* **Requirement**
Give the entries again, word for word.

(Records contained in a dataset)
------------------------
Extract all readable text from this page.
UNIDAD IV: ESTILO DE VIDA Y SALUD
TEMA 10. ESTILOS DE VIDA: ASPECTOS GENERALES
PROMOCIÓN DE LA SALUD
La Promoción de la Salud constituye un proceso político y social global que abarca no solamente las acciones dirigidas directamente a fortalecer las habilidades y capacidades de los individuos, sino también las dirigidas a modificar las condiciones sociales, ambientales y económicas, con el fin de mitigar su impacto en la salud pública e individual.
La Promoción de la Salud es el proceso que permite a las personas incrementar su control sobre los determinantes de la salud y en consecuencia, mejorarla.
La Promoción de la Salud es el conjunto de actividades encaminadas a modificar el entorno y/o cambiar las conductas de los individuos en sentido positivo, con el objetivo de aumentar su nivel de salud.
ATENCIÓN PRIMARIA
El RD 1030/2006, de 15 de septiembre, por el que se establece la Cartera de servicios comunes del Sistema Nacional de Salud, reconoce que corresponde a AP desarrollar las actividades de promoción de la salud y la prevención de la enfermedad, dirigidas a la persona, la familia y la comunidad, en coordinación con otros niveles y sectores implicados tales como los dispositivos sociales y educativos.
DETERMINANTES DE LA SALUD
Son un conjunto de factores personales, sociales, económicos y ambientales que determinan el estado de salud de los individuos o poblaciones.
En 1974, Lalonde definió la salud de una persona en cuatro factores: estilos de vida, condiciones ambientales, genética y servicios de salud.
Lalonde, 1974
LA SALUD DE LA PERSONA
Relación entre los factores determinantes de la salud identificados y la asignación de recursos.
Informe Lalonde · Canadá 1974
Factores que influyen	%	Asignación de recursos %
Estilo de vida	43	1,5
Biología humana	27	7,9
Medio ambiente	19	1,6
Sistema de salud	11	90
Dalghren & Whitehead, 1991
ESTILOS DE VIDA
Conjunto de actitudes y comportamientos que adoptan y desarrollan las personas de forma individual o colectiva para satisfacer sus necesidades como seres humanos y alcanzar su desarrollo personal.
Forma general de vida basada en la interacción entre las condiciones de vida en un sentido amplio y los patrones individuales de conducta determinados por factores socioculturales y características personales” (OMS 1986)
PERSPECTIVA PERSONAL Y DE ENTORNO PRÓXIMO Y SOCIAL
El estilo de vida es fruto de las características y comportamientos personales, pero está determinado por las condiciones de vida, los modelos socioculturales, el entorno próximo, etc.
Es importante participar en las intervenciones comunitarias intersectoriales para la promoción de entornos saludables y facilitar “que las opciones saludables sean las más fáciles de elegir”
------------------------
* **The solution**
Extract all readable text from this page.
UNIDAD IV: ESTILO DE VIDA Y SALUD
TEMA 10. ESTILOS DE VIDA: ASPECTOS GENERALES
PROMOCIÓN DE LA SALUD
La Promoción de la Salud constituye un proceso político y social global que abarca no solamente las acciones dirigidas directamente a fortalecer las habilidades y capacidades de los individuos, sino también las dirigidas a modificar las condiciones sociales, ambientales y económicas, con el fin de mitigar su impacto en la salud pública e individual.
La Promoción de la Salud es el proceso que permite a las personas incrementar su control sobre los determinantes de la salud y en consecuencia, mejorarla.
La Promoción de la Salud es el conjunto de actividades encaminadas a modificar el entorno y/o cambiar las conductas de los individuos en sentido positivo, con el objetivo de aumentar su nivel de salud.
ATENCIÓN PRIMARIA
El RD 1030/2006, de 15 de septiembre, por el que se establece la Cartera de servicios comunes del Sistema Nacional de Salud, reconoce que corresponde a AP desarrollar las actividades de promoción de la salud y la prevención de la enfermedad, dirigidas a la persona, la familia y la comunidad, en coordinación con otros niveles y sectores implicados tales como los dispositivos sociales y educativos.
DETERMINANTES DE LA SALUD
Son un conjunto de factores personales, sociales, económicos y ambientales que determinan el estado de salud de los individuos o poblaciones.
En 1974, Lalonde definió la salud de una persona en cuatro factores: estilos de vida, condiciones ambientales, genética y servicios de salud.
Lalonde, 1974
LA SALUD DE LA PERSONA
Relación entre los factores determinantes de la salud identificados y la asignación de recursos.
Informe Lalonde · Canadá 1974
Factores que influyen	%	Asignación de recursos %
Estilo de vida	43	1,5
Biología humana	27	7,9
Medio ambiente	19	1,6
Sistema de salud	11	90
Dalghren & Whitehead, 1991
ESTILOS DE VIDA
Conjunto de actitudes y comportamientos que adoptan y desarrollan las personas de forma individual o colectiva para satisfacer sus necesidades como seres humanos y alcanzar su desarrollo personal.
Forma general de vida basada en la interacción entre las condiciones de vida en un sentido amplio y los patrones individuales de conducta determinados por factores socioculturales y características personales” (OMS 1986)
PERSPECTIVA PERSONAL Y DE ENTORNO PRÓXIMO Y SOCIAL
El estilo de vida es fruto de las características y comportamientos personales, pero está determinado por las condiciones de vida, los modelos socioculturales, el entorno próximo, etc.
Es importante participar en las intervenciones comunitarias intersectoriales para la promoción de entornos saludables y facilitar “que las opciones saludables sean las más fáciles de elegir”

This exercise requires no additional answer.